TO BE DONE: Name every court case that the case summary below cites, excluding the case it summarizes.

DOCUMENT SEGMENT:
============================================================

Lemus v. Lynch, No. 12-73654 (9th Cir. 2016)
Annotate this CaseThe Supreme Court unanimously held in Holder v. Martinez Gutierrez that the BIA permissibly construed section 240A(a) of the Immigration and Nationality Act, 8 U.S.C. 1229b(a), when it concluded that an alien seeking cancellation of removal had to satisfy the years-of-residence requirement on his own, without relying on a parent’s residential history. In this case, petitioner argues that Martinez Gutierrez announced a new rule of law and that, under Chevron Oil Co. v. Huson, its holding should not be applied retroactively to him. The court concluded, however, that petitioner's citation of Nunez-Reyes v. Holder in support of his argument for prospective application of Martinez Gutierrez is not persuasive. The court explained that this case is different from Nunez-Reyes where the court is not overruling its own firmly rooted precedent and the record offers no evidence that applying Martinez Gutierrez retroactively will risk the sort of broad injustice that concerned the court in Nunez-Reyes. Therefore, the court concluded that Chevron Oil is not applicable in this case and that Garfias-Rodriguez v. Holder offers a much closer analogy to this case. Garfias-Rodriguez held that in this situation the proper approach to the issue of retroactivity is set forth in Montgomery Ward & Co., Inc. v. FTC. Applying the Montgomery Ward factors, the court held that Martinez Gutierrez should be applied retroactively. Accordingly, the court denied the petition for review.

============================================================

DATASET SECTION:
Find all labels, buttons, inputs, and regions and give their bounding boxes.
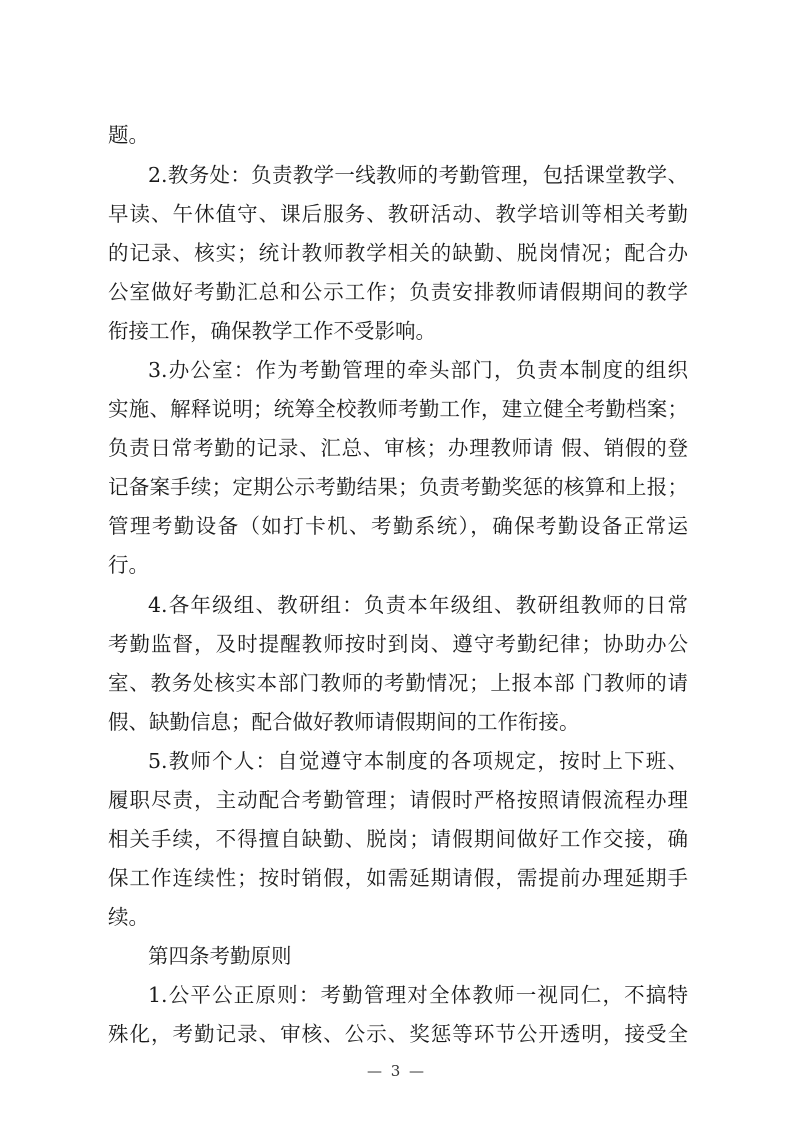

============================================================

SOLUTION FOR THIS EXERCISE:
- Holder v. Martinez Gutierrez
- Chevron Oil Co. v. Huson
- Nunez-Reyes v. Holder
- Garfias-Rodriguez v. Holder
- Montgomery Ward & Co., Inc. v. FTC